● **本文抜粋**

-=-=-

一部のワクチンでは、接種後に発熱反応があることが知られていますが、この対応として米国などではアセトアミノフェンの予防投与が行われています。ところがこの予防投与が、ワクチンの免疫効果を減弱させるかもしれないとした研究結果が、Lancet 誌で発表されています
Effect of prophylactic paracetamol administration at time of vaccination on febrile reactions and antibody responses in children:two open-label, randomized controlled trials(Lancet 2009;374:1339-50.)
http://www.thelancet.com/journals/lancet/article/PIIS0140-6736(09)61208-3/abstract
この研究は、チェコの10の医療機関で実施されたランダム化比較試験でわかったもので、肺炎球菌、インフルエンザ菌タイプb(Hib)、ジフテリア、破傷風、百日咳などのワクチン接種後に、獲得されるはずの抗体価を測ったところ、発熱予防にアセトアミノフェンを使用した群では、低い抗体価になったそうです。
研究者らは、鎮痛剤の抗炎症反応が、免疫系抗体反応に影響を及ぼしている可能性があるとして、熱性痙攣の既往歴がある場合などを除き、予防投与として、アセトアミノフェンは用いられるべきではないとしています。(イブプロフェンなどのNSAIDsはどうなのでしょう?)
となると、新型インフルエンザワクチン後の使用はどうかということになりますが、Health Day 紙によれば、ワクチンの免疫反応が強いので問題はないだろうとかかれていました。また、BBCでは専門家の意見として、この考えを支持するとのコメントが示されています。
乳幼児を対象としたstudyなので、子どもや成人にも当てはまるかどうかはわかりませんが、ワクチン接種後に軽い発熱を訴えて、OTC解熱剤を購入する人がいたら、注意が必要かもしれません。

-=-=-

● **資料抜粋**
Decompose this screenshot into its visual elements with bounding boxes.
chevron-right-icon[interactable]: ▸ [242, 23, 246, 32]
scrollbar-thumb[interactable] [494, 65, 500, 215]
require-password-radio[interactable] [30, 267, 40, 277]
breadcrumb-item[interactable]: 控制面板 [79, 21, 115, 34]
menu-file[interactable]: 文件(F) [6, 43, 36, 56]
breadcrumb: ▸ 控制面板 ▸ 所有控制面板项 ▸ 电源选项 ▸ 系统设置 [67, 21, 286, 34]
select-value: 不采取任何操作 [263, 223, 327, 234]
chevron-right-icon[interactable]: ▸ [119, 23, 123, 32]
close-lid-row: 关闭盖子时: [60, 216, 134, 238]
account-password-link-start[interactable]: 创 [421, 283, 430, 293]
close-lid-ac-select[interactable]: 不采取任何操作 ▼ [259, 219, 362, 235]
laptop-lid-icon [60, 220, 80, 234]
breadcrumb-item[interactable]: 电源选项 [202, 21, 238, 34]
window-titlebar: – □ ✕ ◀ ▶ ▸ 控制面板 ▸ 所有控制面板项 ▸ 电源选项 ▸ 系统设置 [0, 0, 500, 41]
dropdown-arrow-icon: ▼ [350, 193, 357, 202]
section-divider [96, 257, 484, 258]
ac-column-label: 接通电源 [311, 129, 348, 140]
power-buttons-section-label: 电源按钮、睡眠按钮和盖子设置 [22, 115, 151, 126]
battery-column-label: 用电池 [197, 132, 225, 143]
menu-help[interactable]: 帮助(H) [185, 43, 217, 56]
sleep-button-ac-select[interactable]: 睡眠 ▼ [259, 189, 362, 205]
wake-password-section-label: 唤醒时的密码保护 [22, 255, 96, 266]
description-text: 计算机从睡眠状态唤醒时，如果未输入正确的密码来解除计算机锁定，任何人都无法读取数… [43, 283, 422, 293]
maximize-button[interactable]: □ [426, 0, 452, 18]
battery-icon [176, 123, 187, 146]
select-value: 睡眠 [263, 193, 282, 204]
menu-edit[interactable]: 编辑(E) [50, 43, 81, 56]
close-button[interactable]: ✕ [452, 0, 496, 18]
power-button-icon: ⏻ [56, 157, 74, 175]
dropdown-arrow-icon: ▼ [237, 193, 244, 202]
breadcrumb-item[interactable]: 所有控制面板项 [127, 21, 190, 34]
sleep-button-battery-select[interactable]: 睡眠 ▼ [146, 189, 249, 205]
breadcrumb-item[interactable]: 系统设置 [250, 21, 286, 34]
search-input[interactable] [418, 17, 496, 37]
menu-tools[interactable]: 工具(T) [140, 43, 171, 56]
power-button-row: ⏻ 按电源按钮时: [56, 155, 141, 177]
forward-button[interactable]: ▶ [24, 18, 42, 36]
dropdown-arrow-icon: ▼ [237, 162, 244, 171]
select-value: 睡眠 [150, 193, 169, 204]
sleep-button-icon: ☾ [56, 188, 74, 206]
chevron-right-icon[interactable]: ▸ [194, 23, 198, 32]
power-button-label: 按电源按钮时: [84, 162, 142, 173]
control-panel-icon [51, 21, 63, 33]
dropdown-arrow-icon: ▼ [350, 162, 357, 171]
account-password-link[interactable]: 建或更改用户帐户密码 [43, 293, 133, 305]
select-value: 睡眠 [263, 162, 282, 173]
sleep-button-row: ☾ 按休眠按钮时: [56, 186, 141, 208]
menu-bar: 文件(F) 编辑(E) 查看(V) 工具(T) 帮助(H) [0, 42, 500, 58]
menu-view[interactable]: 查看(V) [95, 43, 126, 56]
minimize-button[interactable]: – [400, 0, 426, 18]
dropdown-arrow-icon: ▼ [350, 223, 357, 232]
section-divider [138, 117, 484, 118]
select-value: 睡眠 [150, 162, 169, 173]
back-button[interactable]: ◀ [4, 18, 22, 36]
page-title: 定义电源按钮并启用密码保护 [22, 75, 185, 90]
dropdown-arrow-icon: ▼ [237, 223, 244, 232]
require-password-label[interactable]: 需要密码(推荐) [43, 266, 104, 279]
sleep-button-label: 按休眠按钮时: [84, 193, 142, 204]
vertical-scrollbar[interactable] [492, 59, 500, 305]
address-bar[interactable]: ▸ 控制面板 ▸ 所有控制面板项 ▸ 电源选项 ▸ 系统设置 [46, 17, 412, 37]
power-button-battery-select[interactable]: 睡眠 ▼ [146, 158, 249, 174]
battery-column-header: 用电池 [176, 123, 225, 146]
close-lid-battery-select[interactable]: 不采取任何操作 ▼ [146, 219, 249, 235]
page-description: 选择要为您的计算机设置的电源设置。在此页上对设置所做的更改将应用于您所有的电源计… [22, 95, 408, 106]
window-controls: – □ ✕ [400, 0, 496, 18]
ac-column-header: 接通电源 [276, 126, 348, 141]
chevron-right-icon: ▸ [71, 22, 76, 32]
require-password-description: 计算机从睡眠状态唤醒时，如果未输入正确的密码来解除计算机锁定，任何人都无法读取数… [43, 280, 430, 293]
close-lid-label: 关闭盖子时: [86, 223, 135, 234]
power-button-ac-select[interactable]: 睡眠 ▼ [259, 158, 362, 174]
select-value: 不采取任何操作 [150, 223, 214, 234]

-=-=-

● **課題一覧**
A – ワクチンと解熱剤についての本文から、「一部のワクチンでは、接種後に」から「controlled trials(Lancet 2009;374:1339-50.)」まで（「controlled trials(Lancet 2009;374:1339-50.)」を含む）をそのまま打ち直してください。
B – ワクチンと解熱剤についての本文で、チェコの試験において接種後に抗体価を測ったワクチンとして名前が挙がっているものをすべて挙げよ。

● **項目別解答**
A –
一部のワクチンでは、接種後に発熱反応があることが知られていますが、この対応として米国などではアセトアミノフェンの予防投与が行われています。ところがこの予防投与が、ワクチンの免疫効果を減弱させるかもしれないとした研究結果が、Lancet 誌で発表されています
Effect of prophylactic paracetamol administration at time of vaccination on febrile reactions and antibody responses in children:two open-label, randomized controlled trials(Lancet 2009;374:1339-50.)

B – 肺炎球菌、インフルエンザ菌タイプb(Hib)、ジフテリア、破傷風、百日咳